(YOUR GOAL):
Retype the lines starting at the start of the lines and ending at the line containing "x-axis-title: Time (sec) [233, 449, 316, 467]", exactly as they appear.

(MATERIAL TO PROCESS):
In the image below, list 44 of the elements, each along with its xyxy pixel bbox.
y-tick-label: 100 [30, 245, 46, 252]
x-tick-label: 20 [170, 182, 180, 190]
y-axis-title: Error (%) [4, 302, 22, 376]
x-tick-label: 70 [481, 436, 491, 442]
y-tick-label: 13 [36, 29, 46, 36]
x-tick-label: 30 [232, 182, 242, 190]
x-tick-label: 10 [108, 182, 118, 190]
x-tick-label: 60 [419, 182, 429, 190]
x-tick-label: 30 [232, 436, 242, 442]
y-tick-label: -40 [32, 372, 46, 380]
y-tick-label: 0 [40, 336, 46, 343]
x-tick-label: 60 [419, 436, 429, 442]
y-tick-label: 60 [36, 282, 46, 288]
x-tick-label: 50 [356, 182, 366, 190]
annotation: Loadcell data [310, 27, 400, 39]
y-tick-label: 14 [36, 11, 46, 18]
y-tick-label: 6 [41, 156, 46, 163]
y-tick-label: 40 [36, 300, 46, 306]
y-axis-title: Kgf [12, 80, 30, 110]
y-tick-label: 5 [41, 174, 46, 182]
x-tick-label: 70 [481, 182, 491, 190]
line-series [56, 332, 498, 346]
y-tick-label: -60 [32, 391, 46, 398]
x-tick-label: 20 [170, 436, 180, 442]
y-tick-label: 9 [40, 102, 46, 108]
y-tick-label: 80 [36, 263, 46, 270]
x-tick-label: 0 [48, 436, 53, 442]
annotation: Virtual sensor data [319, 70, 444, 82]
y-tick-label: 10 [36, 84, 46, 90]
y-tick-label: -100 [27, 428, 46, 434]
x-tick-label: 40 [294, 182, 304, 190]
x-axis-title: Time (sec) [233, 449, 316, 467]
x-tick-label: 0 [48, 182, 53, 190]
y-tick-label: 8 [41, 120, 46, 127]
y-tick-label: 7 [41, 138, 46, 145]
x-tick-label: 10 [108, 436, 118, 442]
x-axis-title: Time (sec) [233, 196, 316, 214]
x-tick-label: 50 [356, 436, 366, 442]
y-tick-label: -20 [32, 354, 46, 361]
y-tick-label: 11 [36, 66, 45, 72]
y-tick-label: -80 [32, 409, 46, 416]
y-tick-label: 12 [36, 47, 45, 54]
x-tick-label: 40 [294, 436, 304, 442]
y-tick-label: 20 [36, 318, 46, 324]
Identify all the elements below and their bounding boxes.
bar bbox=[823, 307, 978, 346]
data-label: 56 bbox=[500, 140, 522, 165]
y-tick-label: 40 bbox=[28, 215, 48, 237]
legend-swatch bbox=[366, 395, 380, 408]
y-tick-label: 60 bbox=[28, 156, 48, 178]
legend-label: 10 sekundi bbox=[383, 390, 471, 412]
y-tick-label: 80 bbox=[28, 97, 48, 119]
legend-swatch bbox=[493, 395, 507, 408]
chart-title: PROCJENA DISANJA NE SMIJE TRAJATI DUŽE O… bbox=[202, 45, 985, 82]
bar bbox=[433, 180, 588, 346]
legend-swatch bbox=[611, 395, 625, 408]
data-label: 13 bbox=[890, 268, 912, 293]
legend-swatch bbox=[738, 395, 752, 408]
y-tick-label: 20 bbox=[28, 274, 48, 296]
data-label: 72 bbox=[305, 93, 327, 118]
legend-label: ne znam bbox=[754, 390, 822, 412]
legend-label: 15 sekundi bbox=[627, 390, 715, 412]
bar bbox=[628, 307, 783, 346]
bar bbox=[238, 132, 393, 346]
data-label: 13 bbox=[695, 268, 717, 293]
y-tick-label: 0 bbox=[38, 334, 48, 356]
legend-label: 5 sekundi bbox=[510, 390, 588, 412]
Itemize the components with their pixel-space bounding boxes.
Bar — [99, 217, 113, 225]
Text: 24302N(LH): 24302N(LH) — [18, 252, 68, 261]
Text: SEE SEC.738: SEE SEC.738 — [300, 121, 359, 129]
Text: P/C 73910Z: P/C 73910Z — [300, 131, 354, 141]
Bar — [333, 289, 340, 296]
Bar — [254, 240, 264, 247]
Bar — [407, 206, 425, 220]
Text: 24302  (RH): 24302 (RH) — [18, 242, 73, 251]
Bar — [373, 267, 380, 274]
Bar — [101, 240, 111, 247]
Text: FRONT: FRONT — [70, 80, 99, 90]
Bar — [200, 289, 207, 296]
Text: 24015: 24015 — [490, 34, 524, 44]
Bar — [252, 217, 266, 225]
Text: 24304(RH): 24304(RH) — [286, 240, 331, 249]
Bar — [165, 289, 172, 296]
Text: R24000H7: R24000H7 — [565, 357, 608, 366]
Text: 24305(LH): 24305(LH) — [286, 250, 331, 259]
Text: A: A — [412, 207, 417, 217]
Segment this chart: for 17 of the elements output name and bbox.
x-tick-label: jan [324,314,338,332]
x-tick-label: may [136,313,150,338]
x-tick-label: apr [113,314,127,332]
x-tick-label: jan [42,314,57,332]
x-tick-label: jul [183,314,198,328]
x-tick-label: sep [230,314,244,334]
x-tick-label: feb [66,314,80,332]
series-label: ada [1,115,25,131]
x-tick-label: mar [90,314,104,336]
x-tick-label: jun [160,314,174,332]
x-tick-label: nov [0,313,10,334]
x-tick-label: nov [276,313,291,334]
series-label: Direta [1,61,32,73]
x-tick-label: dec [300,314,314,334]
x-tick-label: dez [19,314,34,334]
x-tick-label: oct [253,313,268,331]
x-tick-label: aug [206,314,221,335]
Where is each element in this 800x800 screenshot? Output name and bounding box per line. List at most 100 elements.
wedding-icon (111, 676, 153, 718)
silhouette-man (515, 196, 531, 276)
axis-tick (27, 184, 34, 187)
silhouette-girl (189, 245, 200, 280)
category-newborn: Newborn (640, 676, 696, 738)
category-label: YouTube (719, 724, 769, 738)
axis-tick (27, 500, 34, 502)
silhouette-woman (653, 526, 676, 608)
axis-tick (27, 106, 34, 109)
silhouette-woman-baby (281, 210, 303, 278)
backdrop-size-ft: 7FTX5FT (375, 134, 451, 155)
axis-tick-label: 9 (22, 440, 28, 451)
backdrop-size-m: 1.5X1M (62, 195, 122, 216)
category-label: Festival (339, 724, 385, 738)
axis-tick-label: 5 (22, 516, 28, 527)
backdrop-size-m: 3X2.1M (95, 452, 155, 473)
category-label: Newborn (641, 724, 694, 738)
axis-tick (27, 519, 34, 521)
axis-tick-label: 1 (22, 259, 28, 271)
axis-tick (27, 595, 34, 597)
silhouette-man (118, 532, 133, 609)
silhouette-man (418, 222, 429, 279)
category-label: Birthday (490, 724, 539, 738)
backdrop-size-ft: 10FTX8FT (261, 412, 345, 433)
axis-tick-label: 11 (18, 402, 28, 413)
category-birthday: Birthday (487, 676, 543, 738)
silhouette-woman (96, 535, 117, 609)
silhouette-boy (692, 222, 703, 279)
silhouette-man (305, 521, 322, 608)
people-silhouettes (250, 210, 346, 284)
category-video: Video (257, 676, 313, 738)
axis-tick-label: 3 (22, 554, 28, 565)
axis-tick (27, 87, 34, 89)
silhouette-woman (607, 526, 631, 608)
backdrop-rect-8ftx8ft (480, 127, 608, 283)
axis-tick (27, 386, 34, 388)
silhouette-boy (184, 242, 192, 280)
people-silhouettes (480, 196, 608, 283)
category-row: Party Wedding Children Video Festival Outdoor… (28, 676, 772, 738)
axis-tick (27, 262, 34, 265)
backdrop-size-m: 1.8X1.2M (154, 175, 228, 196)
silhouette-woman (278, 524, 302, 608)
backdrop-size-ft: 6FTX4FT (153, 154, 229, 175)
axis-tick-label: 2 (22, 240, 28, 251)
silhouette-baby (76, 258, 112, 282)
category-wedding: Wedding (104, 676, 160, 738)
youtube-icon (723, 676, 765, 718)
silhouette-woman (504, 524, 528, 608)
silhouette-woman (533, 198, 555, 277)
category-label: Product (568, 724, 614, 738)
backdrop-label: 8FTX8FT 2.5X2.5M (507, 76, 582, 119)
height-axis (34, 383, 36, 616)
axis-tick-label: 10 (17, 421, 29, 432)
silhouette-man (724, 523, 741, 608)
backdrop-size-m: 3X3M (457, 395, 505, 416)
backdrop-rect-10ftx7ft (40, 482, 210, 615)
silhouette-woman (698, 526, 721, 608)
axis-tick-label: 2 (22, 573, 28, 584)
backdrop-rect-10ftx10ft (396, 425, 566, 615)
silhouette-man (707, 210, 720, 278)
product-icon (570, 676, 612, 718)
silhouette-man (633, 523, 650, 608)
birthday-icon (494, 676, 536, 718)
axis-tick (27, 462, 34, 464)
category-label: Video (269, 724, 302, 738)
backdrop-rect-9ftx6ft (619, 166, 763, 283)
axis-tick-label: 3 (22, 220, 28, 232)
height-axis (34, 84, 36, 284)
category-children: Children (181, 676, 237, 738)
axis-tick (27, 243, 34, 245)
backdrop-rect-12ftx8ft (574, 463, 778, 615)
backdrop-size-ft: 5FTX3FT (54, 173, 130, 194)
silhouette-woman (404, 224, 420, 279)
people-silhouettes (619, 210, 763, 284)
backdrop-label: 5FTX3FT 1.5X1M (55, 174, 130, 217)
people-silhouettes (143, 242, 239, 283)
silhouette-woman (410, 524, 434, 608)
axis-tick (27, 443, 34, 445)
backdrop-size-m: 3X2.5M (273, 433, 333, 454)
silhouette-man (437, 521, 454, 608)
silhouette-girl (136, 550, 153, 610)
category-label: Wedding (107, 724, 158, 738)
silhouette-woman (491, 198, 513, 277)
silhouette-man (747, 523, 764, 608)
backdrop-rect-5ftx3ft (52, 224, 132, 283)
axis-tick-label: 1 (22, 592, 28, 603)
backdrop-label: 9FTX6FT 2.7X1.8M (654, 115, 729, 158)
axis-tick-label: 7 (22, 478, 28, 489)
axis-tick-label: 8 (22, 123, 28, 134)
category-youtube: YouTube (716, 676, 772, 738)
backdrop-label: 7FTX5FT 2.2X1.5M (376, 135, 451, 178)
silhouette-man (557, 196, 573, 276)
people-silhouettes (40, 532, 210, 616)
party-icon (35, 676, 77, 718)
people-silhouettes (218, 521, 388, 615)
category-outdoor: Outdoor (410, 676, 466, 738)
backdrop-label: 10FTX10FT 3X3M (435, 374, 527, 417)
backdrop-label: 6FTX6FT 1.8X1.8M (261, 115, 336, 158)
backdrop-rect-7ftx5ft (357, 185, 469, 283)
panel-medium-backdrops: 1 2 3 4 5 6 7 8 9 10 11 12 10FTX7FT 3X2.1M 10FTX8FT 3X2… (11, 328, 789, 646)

(TASK ANSWER):
In the image below, list 44 of the elements, each along with its xyxy pixel bbox.
y-tick-label: 100 [30, 245, 46, 252]
x-tick-label: 20 [170, 182, 180, 190]
y-axis-title: Error (%) [4, 302, 22, 376]
x-tick-label: 70 [481, 436, 491, 442]
y-tick-label: 13 [36, 29, 46, 36]
x-tick-label: 30 [232, 182, 242, 190]
x-tick-label: 10 [108, 182, 118, 190]
x-tick-label: 60 [419, 182, 429, 190]
x-tick-label: 30 [232, 436, 242, 442]
y-tick-label: -40 [32, 372, 46, 380]
y-tick-label: 0 [40, 336, 46, 343]
x-tick-label: 60 [419, 436, 429, 442]
y-tick-label: 60 [36, 282, 46, 288]
x-tick-label: 50 [356, 182, 366, 190]
annotation: Loadcell data [310, 27, 400, 39]
y-tick-label: 14 [36, 11, 46, 18]
y-tick-label: 6 [41, 156, 46, 163]
y-tick-label: 40 [36, 300, 46, 306]
y-axis-title: Kgf [12, 80, 30, 110]
y-tick-label: 5 [41, 174, 46, 182]
x-tick-label: 70 [481, 182, 491, 190]
line-series [56, 332, 498, 346]
y-tick-label: -60 [32, 391, 46, 398]
x-tick-label: 20 [170, 436, 180, 442]
y-tick-label: 9 [40, 102, 46, 108]
y-tick-label: 80 [36, 263, 46, 270]
x-tick-label: 0 [48, 436, 53, 442]
annotation: Virtual sensor data [319, 70, 444, 82]
y-tick-label: 10 [36, 84, 46, 90]
y-tick-label: -100 [27, 428, 46, 434]
x-tick-label: 40 [294, 182, 304, 190]
x-axis-title: Time (sec) [233, 449, 316, 467]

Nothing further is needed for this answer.